WORK REQUIRED: Count every line that has the word "label" in it; give no more than the number.

[Rows from a figure dataset]
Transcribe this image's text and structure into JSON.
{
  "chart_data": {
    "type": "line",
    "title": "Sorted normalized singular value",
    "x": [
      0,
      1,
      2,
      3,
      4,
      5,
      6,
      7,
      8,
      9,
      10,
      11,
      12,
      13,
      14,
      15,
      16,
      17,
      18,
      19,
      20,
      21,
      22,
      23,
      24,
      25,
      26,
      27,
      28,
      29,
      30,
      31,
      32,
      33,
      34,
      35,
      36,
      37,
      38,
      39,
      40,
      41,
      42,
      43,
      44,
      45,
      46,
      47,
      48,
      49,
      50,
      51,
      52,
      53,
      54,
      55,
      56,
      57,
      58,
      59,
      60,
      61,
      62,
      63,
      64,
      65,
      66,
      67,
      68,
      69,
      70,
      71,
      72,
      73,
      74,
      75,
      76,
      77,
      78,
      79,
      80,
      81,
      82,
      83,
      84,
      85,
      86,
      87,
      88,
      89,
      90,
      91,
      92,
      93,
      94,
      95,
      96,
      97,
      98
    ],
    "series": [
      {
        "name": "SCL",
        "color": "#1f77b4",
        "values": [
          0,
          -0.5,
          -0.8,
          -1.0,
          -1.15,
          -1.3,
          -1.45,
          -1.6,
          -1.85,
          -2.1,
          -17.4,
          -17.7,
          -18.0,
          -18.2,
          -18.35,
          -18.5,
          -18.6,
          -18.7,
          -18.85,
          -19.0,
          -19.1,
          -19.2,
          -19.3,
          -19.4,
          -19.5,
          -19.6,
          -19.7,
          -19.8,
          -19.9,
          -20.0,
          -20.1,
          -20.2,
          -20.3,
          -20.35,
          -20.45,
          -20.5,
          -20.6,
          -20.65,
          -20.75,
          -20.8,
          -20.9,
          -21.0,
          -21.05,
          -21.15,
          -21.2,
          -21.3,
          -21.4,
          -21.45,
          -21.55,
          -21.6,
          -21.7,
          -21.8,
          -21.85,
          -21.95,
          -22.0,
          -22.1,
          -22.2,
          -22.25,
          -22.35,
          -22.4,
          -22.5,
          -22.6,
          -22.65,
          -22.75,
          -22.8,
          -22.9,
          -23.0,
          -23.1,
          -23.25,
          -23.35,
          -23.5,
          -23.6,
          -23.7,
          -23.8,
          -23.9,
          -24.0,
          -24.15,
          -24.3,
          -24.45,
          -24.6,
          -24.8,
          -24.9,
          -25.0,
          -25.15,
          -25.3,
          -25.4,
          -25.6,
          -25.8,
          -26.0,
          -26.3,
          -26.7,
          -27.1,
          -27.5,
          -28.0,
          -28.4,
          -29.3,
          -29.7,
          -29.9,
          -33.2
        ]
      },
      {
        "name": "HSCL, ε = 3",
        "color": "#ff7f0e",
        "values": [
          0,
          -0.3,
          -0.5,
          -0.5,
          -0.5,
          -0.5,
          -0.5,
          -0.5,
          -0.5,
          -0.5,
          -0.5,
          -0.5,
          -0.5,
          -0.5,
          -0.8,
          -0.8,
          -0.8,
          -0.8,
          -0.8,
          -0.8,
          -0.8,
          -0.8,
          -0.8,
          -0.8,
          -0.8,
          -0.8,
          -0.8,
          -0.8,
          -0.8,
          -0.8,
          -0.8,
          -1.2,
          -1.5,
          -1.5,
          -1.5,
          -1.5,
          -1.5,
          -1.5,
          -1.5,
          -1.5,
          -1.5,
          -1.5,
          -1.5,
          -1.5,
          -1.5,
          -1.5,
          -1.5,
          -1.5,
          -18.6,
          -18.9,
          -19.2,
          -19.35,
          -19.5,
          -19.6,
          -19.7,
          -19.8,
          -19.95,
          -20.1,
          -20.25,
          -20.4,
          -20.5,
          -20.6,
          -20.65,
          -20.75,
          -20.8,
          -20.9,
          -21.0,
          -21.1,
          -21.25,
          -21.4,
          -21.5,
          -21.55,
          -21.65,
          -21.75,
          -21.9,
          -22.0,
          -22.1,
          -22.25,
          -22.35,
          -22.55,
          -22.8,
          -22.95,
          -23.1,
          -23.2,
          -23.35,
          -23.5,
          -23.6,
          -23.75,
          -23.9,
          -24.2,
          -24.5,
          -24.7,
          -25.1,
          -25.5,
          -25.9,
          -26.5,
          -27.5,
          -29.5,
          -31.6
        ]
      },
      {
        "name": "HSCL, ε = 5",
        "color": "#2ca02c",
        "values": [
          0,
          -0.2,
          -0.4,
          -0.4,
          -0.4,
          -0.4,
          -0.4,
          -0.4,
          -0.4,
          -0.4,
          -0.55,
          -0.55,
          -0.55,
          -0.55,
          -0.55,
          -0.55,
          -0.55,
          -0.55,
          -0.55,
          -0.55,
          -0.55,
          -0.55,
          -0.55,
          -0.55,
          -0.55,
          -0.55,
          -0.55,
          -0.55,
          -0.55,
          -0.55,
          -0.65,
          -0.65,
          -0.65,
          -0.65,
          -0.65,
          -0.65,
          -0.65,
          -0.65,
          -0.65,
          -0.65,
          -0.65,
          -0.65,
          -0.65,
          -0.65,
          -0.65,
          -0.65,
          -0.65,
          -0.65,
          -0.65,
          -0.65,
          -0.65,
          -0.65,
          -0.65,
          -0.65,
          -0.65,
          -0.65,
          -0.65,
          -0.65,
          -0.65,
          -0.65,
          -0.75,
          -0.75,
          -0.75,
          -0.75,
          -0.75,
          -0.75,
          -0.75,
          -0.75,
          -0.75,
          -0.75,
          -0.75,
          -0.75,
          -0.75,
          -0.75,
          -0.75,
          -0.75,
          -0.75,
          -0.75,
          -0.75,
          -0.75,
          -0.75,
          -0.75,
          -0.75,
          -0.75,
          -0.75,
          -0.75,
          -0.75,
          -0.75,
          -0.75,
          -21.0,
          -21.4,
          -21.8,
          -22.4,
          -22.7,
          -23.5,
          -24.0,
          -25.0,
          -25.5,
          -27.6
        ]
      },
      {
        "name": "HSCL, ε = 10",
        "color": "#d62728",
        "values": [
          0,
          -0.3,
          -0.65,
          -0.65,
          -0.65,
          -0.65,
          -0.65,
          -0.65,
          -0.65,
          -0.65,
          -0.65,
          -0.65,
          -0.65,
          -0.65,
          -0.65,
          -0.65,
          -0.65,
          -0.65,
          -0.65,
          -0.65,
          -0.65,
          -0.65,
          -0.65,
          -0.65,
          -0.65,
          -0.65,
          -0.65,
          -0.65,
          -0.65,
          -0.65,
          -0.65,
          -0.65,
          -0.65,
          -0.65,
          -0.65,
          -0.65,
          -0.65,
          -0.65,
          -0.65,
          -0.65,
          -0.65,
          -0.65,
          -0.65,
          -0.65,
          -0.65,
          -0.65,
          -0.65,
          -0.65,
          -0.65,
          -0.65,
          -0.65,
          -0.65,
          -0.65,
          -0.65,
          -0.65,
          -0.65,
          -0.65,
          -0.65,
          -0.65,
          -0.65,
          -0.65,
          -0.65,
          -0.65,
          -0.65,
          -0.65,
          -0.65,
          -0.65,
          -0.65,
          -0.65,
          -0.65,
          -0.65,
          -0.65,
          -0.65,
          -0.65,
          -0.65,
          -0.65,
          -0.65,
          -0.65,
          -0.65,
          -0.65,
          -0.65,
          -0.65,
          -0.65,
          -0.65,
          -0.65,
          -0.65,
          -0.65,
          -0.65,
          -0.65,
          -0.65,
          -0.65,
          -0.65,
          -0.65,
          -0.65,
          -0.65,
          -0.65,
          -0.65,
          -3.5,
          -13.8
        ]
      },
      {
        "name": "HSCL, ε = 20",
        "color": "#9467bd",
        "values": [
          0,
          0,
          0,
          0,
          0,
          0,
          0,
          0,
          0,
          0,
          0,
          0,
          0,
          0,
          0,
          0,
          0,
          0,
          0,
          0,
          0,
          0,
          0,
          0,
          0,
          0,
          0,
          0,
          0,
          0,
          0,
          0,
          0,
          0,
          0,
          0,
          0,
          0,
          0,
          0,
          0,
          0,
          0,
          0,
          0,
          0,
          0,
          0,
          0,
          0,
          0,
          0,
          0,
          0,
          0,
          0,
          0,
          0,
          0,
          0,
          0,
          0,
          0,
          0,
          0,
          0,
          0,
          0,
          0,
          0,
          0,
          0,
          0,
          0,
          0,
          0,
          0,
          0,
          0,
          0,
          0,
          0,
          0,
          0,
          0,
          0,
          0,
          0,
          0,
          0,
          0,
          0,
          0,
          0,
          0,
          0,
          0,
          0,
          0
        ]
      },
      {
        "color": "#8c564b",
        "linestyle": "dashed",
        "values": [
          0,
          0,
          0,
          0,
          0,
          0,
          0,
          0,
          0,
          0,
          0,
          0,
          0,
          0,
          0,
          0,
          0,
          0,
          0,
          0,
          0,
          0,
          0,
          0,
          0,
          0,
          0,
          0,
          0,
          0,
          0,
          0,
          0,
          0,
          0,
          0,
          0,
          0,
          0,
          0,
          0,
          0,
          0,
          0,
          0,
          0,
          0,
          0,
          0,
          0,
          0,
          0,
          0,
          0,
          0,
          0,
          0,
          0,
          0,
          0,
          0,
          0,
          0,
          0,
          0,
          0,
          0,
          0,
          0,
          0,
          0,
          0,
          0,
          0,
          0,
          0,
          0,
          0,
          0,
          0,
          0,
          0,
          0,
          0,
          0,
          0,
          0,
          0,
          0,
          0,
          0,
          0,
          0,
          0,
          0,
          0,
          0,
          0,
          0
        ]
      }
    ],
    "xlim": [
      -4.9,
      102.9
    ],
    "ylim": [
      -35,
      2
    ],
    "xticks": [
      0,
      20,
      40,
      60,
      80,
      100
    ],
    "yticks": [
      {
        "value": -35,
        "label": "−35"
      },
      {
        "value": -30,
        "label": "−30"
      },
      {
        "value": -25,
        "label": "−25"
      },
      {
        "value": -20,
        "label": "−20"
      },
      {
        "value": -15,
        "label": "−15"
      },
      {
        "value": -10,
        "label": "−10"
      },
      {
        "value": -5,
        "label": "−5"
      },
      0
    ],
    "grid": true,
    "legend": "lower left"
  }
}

THE SOLUTION: 7